RECORDS FOR THE EXERCISE →
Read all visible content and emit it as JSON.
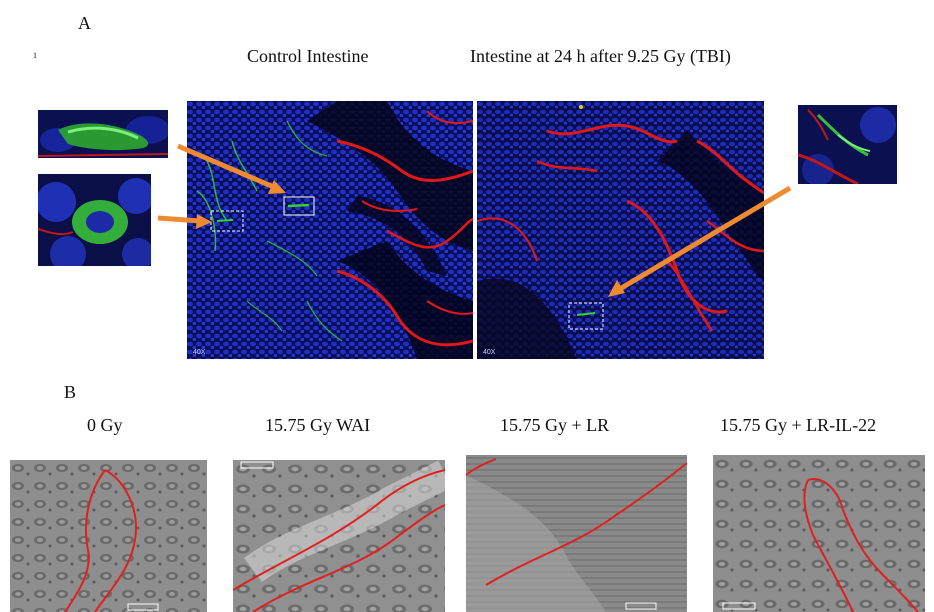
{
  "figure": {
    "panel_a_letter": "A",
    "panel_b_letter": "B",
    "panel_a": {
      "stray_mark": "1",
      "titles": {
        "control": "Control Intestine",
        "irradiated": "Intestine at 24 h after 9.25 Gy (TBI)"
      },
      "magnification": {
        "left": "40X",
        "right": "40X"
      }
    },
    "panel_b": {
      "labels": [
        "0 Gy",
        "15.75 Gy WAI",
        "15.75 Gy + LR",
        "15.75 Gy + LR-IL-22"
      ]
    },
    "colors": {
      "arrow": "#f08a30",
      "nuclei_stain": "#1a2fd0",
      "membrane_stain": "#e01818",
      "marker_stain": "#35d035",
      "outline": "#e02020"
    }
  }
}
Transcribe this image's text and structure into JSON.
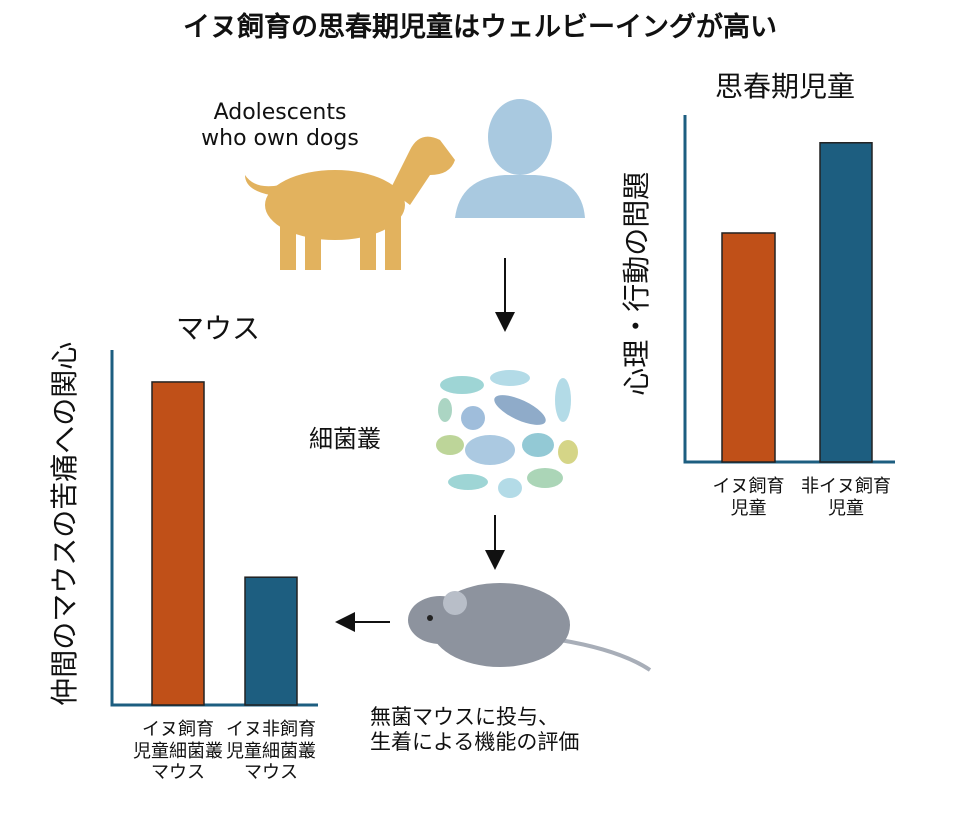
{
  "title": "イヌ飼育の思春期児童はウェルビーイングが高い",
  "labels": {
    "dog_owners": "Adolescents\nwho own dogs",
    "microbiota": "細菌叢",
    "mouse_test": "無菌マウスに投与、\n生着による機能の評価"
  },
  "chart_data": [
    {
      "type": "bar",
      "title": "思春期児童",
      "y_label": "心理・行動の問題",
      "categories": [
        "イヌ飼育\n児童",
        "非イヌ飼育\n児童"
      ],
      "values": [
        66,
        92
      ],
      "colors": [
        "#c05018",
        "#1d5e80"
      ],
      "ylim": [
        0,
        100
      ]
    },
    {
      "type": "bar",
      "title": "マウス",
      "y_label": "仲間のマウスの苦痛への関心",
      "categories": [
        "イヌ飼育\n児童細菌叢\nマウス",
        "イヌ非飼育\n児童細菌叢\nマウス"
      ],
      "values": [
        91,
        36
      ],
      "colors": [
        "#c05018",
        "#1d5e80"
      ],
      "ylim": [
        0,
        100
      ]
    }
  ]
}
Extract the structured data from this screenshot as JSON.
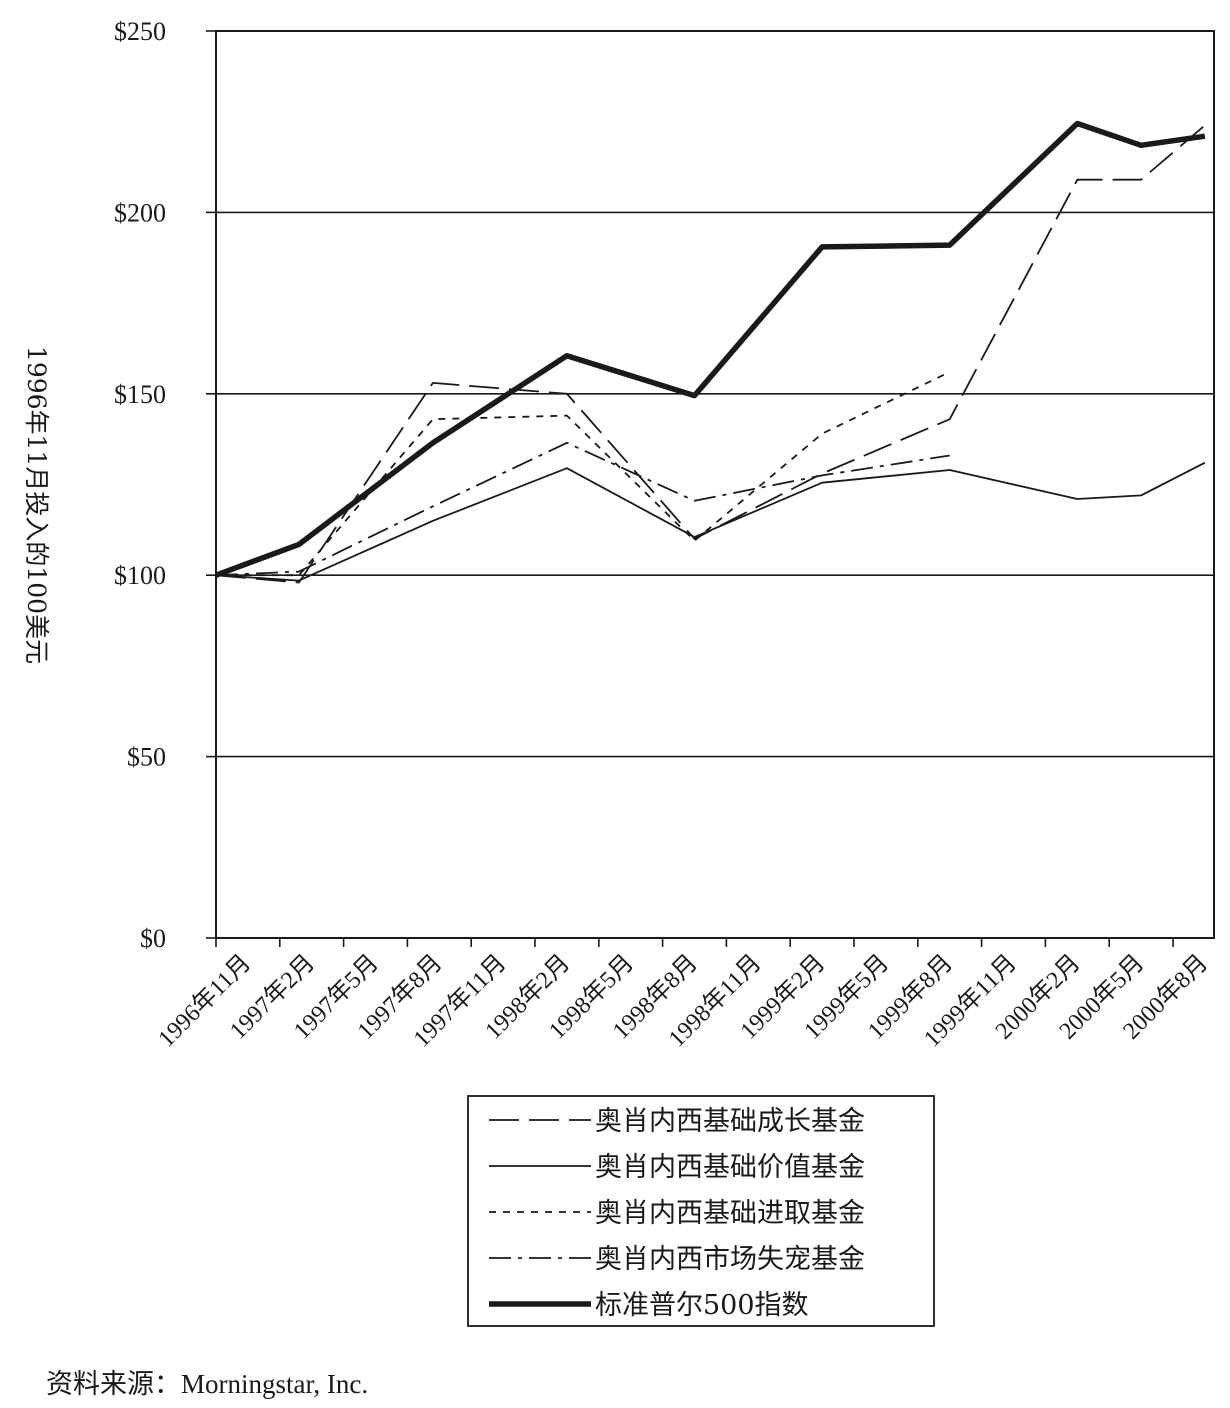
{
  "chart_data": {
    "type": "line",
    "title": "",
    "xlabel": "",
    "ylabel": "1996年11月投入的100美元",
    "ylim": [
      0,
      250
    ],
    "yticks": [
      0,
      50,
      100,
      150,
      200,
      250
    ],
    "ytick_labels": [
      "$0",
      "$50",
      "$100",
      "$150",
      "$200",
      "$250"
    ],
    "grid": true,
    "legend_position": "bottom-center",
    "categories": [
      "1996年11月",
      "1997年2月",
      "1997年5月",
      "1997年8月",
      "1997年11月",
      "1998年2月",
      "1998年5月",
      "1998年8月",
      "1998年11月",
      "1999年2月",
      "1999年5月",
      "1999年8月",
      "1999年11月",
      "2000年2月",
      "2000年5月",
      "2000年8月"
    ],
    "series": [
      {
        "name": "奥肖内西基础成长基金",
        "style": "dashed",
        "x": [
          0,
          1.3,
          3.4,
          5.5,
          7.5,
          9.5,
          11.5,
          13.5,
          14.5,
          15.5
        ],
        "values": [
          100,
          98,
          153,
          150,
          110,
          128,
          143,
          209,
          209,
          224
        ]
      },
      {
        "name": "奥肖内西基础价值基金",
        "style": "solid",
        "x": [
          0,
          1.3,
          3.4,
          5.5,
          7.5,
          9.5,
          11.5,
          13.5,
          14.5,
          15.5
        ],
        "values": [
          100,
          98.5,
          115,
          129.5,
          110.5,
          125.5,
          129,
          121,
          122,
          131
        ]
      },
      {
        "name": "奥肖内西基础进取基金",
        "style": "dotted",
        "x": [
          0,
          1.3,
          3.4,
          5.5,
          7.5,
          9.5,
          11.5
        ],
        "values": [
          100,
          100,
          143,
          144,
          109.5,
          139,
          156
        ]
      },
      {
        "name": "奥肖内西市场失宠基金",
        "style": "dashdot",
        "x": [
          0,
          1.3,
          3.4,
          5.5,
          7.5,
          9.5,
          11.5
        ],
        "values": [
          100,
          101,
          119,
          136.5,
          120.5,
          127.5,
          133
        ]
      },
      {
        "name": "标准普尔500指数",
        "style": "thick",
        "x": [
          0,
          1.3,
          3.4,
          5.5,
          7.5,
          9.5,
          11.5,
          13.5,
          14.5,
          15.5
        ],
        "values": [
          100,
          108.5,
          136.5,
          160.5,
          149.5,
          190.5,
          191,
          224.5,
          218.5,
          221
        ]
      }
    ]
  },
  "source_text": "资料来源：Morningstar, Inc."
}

DESCRIPTION OF THE TASK → Identify and copy the lines holding the word "style".

EXERCISE RESPONSE →
        "style": "dashed",
        "style": "solid",
        "style": "dotted",
        "style": "dashdot",
        "style": "thick",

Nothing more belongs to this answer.